● **Material provided**:
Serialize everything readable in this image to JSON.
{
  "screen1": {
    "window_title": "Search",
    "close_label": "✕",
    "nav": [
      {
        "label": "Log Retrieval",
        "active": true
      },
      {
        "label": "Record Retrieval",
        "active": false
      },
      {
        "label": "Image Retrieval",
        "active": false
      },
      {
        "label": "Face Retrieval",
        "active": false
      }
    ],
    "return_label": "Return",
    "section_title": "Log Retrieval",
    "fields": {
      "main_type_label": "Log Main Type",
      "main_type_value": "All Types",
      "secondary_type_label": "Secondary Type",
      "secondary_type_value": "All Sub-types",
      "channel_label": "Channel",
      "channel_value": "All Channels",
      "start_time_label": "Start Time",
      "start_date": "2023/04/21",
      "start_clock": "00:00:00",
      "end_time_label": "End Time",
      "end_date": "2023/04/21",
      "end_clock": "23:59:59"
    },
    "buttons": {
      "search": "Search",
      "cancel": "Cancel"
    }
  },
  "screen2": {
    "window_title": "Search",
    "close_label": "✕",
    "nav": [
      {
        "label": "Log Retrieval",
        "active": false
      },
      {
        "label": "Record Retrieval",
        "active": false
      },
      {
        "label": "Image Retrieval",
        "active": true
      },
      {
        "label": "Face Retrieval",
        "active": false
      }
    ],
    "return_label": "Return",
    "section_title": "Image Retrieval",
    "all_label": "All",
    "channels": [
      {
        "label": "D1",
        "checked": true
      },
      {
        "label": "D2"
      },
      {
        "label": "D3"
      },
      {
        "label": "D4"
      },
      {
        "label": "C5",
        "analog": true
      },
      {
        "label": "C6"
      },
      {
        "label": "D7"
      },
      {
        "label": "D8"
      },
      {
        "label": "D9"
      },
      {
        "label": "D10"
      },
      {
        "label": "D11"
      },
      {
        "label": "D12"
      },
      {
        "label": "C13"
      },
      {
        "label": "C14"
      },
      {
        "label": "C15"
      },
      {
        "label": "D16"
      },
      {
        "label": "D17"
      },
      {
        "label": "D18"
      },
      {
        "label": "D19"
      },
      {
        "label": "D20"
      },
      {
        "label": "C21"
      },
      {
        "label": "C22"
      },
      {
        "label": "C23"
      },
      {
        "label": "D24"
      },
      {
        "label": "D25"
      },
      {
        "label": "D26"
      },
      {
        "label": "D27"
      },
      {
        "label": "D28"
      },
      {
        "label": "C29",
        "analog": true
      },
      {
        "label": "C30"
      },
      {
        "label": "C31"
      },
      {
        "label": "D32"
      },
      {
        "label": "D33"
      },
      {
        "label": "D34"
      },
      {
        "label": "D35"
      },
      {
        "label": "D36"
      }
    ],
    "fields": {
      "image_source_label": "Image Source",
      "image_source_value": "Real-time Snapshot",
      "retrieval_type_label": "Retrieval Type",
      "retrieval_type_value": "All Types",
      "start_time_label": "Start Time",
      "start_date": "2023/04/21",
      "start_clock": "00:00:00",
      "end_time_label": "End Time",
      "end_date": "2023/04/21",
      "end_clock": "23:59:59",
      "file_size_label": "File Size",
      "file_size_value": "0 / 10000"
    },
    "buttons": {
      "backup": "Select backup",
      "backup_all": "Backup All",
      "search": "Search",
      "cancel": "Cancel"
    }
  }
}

* * *

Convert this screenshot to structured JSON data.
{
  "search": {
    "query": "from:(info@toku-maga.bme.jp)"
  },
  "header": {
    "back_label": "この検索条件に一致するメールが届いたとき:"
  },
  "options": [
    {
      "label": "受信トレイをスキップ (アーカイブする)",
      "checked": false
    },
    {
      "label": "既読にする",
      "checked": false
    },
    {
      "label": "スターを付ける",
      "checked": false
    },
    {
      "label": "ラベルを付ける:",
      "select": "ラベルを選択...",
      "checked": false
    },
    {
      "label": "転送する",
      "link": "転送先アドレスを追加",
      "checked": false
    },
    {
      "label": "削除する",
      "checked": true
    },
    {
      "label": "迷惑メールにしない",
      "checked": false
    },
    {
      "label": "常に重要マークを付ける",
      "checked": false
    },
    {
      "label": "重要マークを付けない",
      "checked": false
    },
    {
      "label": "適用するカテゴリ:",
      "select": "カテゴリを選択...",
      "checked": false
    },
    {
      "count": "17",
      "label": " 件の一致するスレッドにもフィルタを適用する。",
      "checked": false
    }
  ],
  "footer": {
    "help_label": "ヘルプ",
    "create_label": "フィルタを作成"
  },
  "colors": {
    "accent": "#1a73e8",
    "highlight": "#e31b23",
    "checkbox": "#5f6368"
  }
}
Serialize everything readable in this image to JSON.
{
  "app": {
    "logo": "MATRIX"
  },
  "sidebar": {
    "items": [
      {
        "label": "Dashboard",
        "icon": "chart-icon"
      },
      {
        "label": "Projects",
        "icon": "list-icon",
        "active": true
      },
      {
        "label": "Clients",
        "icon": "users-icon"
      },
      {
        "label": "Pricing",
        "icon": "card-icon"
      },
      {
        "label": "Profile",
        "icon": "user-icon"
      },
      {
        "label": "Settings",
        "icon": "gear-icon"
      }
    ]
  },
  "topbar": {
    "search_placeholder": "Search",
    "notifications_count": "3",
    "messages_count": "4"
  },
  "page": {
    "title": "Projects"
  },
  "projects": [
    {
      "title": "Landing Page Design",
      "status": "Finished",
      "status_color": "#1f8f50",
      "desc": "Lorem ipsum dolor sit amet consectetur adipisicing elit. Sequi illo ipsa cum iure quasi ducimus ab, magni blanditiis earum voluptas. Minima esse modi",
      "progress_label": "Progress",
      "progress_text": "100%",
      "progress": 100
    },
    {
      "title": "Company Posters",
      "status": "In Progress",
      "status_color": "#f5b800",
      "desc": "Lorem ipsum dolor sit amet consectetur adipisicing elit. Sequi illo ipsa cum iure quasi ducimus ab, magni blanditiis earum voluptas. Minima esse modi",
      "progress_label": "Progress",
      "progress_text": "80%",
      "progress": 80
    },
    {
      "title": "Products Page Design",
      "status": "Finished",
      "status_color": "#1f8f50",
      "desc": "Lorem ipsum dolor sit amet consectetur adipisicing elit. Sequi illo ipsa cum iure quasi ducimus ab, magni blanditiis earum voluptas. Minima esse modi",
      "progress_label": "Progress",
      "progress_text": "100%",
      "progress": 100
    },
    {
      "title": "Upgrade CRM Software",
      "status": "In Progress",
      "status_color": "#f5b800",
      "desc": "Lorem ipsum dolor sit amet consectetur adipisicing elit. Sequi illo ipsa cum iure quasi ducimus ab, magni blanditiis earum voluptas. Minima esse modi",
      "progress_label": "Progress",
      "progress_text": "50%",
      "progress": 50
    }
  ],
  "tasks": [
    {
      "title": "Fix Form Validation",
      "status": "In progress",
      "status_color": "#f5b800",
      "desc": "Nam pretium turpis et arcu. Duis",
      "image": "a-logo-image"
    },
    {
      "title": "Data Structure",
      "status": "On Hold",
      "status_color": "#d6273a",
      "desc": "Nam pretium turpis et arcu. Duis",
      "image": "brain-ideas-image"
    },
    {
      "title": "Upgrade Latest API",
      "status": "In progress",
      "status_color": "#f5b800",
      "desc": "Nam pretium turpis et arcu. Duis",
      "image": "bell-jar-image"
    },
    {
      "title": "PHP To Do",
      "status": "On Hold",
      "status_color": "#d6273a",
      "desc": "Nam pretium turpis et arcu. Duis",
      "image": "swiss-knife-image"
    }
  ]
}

● **Exercise prompt**:
List the lines of the records where "icon" occurs.

● **Solution**:
        "icon": "chart-icon"
        "icon": "list-icon",
        "icon": "users-icon"
        "icon": "card-icon"
        "icon": "user-icon"
        "icon": "gear-icon"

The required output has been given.